Only the pictures are omitted; repeat all other data exactly.

— START —

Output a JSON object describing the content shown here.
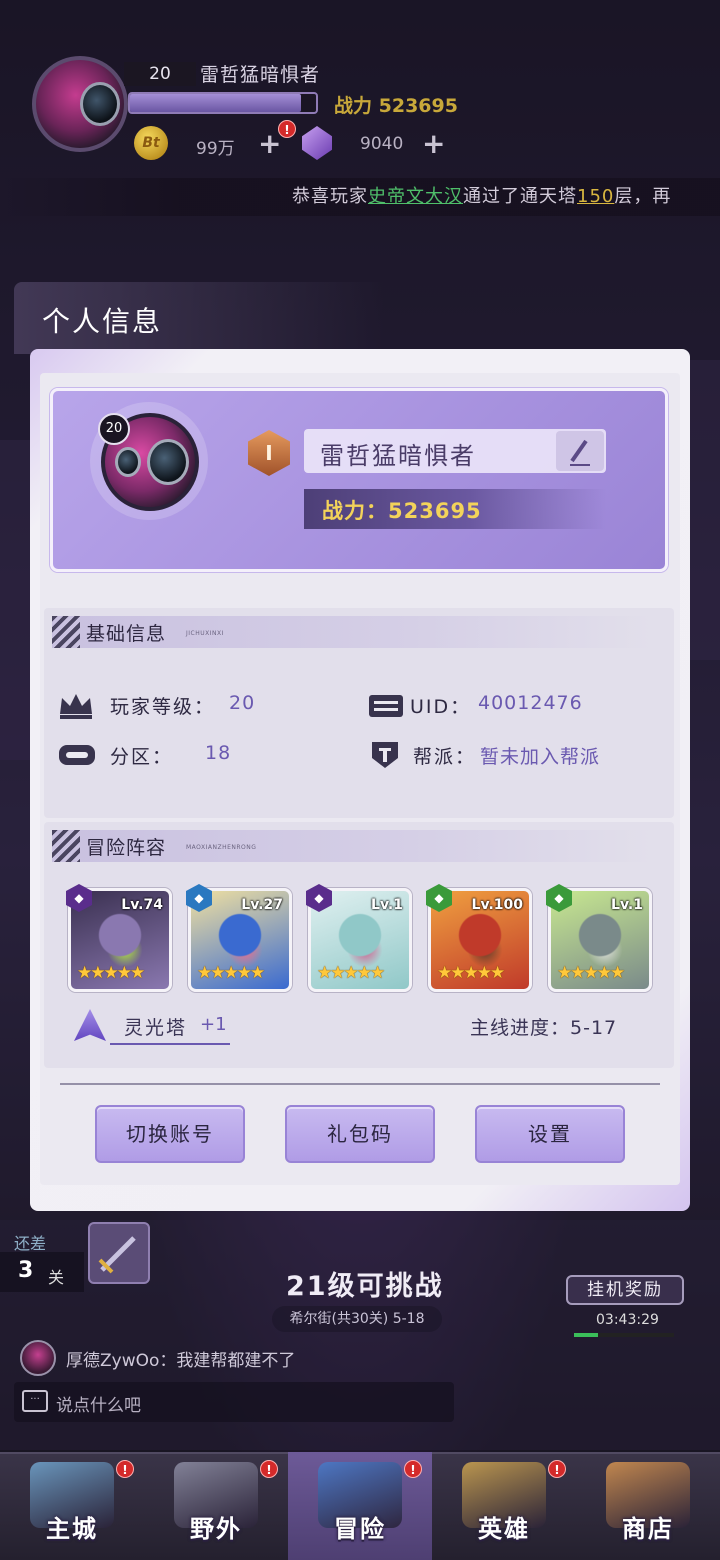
{
  "hud": {
    "level": "20",
    "player_name": "雷哲猛暗惧者",
    "power_label": "战力",
    "power_value": "523695",
    "coin_symbol": "Bt",
    "coins": "99万",
    "gems": "9040",
    "marquee": {
      "prefix": "恭喜玩家",
      "player": "史帝文大汉",
      "middle": "通过了通天塔",
      "floor": "150",
      "suffix": "层，再"
    }
  },
  "panel": {
    "title": "个人信息",
    "profile": {
      "level": "20",
      "medal": "I",
      "name": "雷哲猛暗惧者",
      "power_line": "战力：523695"
    },
    "basic": {
      "title": "基础信息",
      "subtitle": "JICHUXINXI",
      "player_level_label": "玩家等级：",
      "player_level_value": "20",
      "uid_label": "UID：",
      "uid_value": "40012476",
      "server_label": "分区：",
      "server_value": "18",
      "guild_label": "帮派：",
      "guild_value": "暂未加入帮派"
    },
    "lineup": {
      "title": "冒险阵容",
      "subtitle": "MAOXIANZHENRONG",
      "heroes": [
        {
          "level": "Lv.74",
          "stars": "★★★★★",
          "faction_color": "#5a2d8c",
          "art_colors": [
            "#3a3050",
            "#8a78b0",
            "#b6f03c"
          ]
        },
        {
          "level": "Lv.27",
          "stars": "★★★★★",
          "faction_color": "#2a78c0",
          "art_colors": [
            "#f0e0a0",
            "#3a6ad0",
            "#f06a8a"
          ]
        },
        {
          "level": "Lv.1",
          "stars": "★★★★★",
          "faction_color": "#5a2d8c",
          "art_colors": [
            "#e0f0f0",
            "#90c8c8",
            "#d05a8a"
          ]
        },
        {
          "level": "Lv.100",
          "stars": "★★★★★",
          "faction_color": "#3a9a3a",
          "art_colors": [
            "#f0a040",
            "#c03a2a",
            "#5a3a2a"
          ]
        },
        {
          "level": "Lv.1",
          "stars": "★★★★★",
          "faction_color": "#3a9a3a",
          "art_colors": [
            "#c8e890",
            "#7a8a8a",
            "#e0e0e0"
          ]
        }
      ],
      "tower_label": "灵光塔",
      "tower_value": "+1",
      "mainline_label": "主线进度：",
      "mainline_value": "5-17"
    },
    "buttons": {
      "switch_account": "切换账号",
      "gift_code": "礼包码",
      "settings": "设置"
    }
  },
  "game": {
    "gap_label": "还差",
    "gap_count": "3",
    "gap_unit": "关",
    "stage_title": "21级可挑战",
    "stage_sub": "希尔街(共30关) 5-18",
    "idle_label": "挂机奖励",
    "idle_time": "03:43:29",
    "idle_progress": 0.24,
    "chat_message": "厚德ZywOo：我建帮都建不了",
    "chat_placeholder": "说点什么吧"
  },
  "nav": [
    {
      "label": "主城",
      "badge": "!",
      "art": "#6fa0c8"
    },
    {
      "label": "野外",
      "badge": "!",
      "art": "#8a8aa0"
    },
    {
      "label": "冒险",
      "badge": "!",
      "art": "#4a7ac8"
    },
    {
      "label": "英雄",
      "badge": "!",
      "art": "#c8a050"
    },
    {
      "label": "商店",
      "badge": "",
      "art": "#d09050"
    }
  ],
  "colors": {
    "accent": "#6a59b0",
    "gold": "#f3d35a",
    "alert": "#d42a2a"
  }
}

— END —

■ Full answer:
Output a JSON object describing the content shown here.
{
  "hud": {
    "level": "20",
    "player_name": "雷哲猛暗惧者",
    "power_label": "战力",
    "power_value": "523695",
    "coin_symbol": "Bt",
    "coins": "99万",
    "gems": "9040",
    "marquee": {
      "prefix": "恭喜玩家",
      "player": "史帝文大汉",
      "middle": "通过了通天塔",
      "floor": "150",
      "suffix": "层，再"
    }
  },
  "panel": {
    "title": "个人信息",
    "profile": {
      "level": "20",
      "medal": "I",
      "name": "雷哲猛暗惧者",
      "power_line": "战力：523695"
    },
    "basic": {
      "title": "基础信息",
      "subtitle": "JICHUXINXI",
      "player_level_label": "玩家等级：",
      "player_level_value": "20",
      "uid_label": "UID：",
      "uid_value": "40012476",
      "server_label": "分区：",
      "server_value": "18",
      "guild_label": "帮派：",
      "guild_value": "暂未加入帮派"
    },
    "lineup": {
      "title": "冒险阵容",
      "subtitle": "MAOXIANZHENRONG",
      "heroes": [
        {
          "level": "Lv.74",
          "stars": "★★★★★",
          "faction_color": "#5a2d8c",
          "art_colors": [
            "#3a3050",
            "#8a78b0",
            "#b6f03c"
          ]
        },
        {
          "level": "Lv.27",
          "stars": "★★★★★",
          "faction_color": "#2a78c0",
          "art_colors": [
            "#f0e0a0",
            "#3a6ad0",
            "#f06a8a"
          ]
        },
        {
          "level": "Lv.1",
          "stars": "★★★★★",
          "faction_color": "#5a2d8c",
          "art_colors": [
            "#e0f0f0",
            "#90c8c8",
            "#d05a8a"
          ]
        },
        {
          "level": "Lv.100",
          "stars": "★★★★★",
          "faction_color": "#3a9a3a",
          "art_colors": [
            "#f0a040",
            "#c03a2a",
            "#5a3a2a"
          ]
        },
        {
          "level": "Lv.1",
          "stars": "★★★★★",
          "faction_color": "#3a9a3a",
          "art_colors": [
            "#c8e890",
            "#7a8a8a",
            "#e0e0e0"
          ]
        }
      ],
      "tower_label": "灵光塔",
      "tower_value": "+1",
      "mainline_label": "主线进度：",
      "mainline_value": "5-17"
    },
    "buttons": {
      "switch_account": "切换账号",
      "gift_code": "礼包码",
      "settings": "设置"
    }
  },
  "game": {
    "gap_label": "还差",
    "gap_count": "3",
    "gap_unit": "关",
    "stage_title": "21级可挑战",
    "stage_sub": "希尔街(共30关) 5-18",
    "idle_label": "挂机奖励",
    "idle_time": "03:43:29",
    "idle_progress": 0.24,
    "chat_message": "厚德ZywOo：我建帮都建不了",
    "chat_placeholder": "说点什么吧"
  },
  "nav": [
    {
      "label": "主城",
      "badge": "!",
      "art": "#6fa0c8"
    },
    {
      "label": "野外",
      "badge": "!",
      "art": "#8a8aa0"
    },
    {
      "label": "冒险",
      "badge": "!",
      "art": "#4a7ac8"
    },
    {
      "label": "英雄",
      "badge": "!",
      "art": "#c8a050"
    },
    {
      "label": "商店",
      "badge": "",
      "art": "#d09050"
    }
  ],
  "colors": {
    "accent": "#6a59b0",
    "gold": "#f3d35a",
    "alert": "#d42a2a"
  }
}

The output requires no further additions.